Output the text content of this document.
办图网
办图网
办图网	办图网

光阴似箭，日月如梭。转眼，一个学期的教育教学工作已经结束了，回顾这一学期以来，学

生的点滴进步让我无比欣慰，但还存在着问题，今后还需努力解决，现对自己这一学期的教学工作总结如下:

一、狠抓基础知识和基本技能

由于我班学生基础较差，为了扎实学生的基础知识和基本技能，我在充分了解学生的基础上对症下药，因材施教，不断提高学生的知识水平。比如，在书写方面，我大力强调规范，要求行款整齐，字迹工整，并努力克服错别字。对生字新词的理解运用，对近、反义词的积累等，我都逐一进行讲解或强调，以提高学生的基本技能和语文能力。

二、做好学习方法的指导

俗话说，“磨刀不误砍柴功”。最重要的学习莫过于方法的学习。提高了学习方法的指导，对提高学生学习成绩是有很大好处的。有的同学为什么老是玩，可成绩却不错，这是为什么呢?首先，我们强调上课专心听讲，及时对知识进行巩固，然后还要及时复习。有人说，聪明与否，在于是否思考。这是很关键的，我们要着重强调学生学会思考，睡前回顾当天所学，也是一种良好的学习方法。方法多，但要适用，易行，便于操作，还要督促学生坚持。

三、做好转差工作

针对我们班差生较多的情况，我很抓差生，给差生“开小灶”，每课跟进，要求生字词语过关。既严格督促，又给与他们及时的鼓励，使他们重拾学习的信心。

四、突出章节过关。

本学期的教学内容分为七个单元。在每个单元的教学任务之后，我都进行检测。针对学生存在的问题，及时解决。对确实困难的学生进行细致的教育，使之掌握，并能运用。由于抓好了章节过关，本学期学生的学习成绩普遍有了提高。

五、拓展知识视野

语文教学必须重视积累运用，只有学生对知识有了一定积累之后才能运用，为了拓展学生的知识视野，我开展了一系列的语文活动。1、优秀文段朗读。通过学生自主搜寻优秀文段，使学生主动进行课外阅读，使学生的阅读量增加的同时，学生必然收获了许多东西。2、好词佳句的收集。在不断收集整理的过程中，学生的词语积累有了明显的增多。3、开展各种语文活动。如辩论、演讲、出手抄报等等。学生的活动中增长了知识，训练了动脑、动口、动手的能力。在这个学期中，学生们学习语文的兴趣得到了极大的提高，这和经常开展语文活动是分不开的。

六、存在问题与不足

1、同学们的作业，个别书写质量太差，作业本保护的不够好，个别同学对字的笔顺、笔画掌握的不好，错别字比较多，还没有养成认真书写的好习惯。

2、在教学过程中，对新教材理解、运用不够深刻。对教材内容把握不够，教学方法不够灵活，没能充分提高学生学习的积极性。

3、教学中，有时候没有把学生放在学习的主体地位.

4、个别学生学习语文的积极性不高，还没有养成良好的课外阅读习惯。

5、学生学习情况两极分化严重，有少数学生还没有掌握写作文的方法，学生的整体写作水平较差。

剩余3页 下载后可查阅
::::
:: REQUIREMENT ::
Reproduce the complete data exactly as presented above.

:: FINISHED EXERCISE ::
Output the text content of this document.
办图网
办图网
办图网	办图网

光阴似箭，日月如梭。转眼，一个学期的教育教学工作已经结束了，回顾这一学期以来，学

生的点滴进步让我无比欣慰，但还存在着问题，今后还需努力解决，现对自己这一学期的教学工作总结如下:

一、狠抓基础知识和基本技能

由于我班学生基础较差，为了扎实学生的基础知识和基本技能，我在充分了解学生的基础上对症下药，因材施教，不断提高学生的知识水平。比如，在书写方面，我大力强调规范，要求行款整齐，字迹工整，并努力克服错别字。对生字新词的理解运用，对近、反义词的积累等，我都逐一进行讲解或强调，以提高学生的基本技能和语文能力。

二、做好学习方法的指导

俗话说，“磨刀不误砍柴功”。最重要的学习莫过于方法的学习。提高了学习方法的指导，对提高学生学习成绩是有很大好处的。有的同学为什么老是玩，可成绩却不错，这是为什么呢?首先，我们强调上课专心听讲，及时对知识进行巩固，然后还要及时复习。有人说，聪明与否，在于是否思考。这是很关键的，我们要着重强调学生学会思考，睡前回顾当天所学，也是一种良好的学习方法。方法多，但要适用，易行，便于操作，还要督促学生坚持。

三、做好转差工作

针对我们班差生较多的情况，我很抓差生，给差生“开小灶”，每课跟进，要求生字词语过关。既严格督促，又给与他们及时的鼓励，使他们重拾学习的信心。

四、突出章节过关。

本学期的教学内容分为七个单元。在每个单元的教学任务之后，我都进行检测。针对学生存在的问题，及时解决。对确实困难的学生进行细致的教育，使之掌握，并能运用。由于抓好了章节过关，本学期学生的学习成绩普遍有了提高。

五、拓展知识视野

语文教学必须重视积累运用，只有学生对知识有了一定积累之后才能运用，为了拓展学生的知识视野，我开展了一系列的语文活动。1、优秀文段朗读。通过学生自主搜寻优秀文段，使学生主动进行课外阅读，使学生的阅读量增加的同时，学生必然收获了许多东西。2、好词佳句的收集。在不断收集整理的过程中，学生的词语积累有了明显的增多。3、开展各种语文活动。如辩论、演讲、出手抄报等等。学生的活动中增长了知识，训练了动脑、动口、动手的能力。在这个学期中，学生们学习语文的兴趣得到了极大的提高，这和经常开展语文活动是分不开的。

六、存在问题与不足

1、同学们的作业，个别书写质量太差，作业本保护的不够好，个别同学对字的笔顺、笔画掌握的不好，错别字比较多，还没有养成认真书写的好习惯。

2、在教学过程中，对新教材理解、运用不够深刻。对教材内容把握不够，教学方法不够灵活，没能充分提高学生学习的积极性。

3、教学中，有时候没有把学生放在学习的主体地位.

4、个别学生学习语文的积极性不高，还没有养成良好的课外阅读习惯。

5、学生学习情况两极分化严重，有少数学生还没有掌握写作文的方法，学生的整体写作水平较差。

剩余3页 下载后可查阅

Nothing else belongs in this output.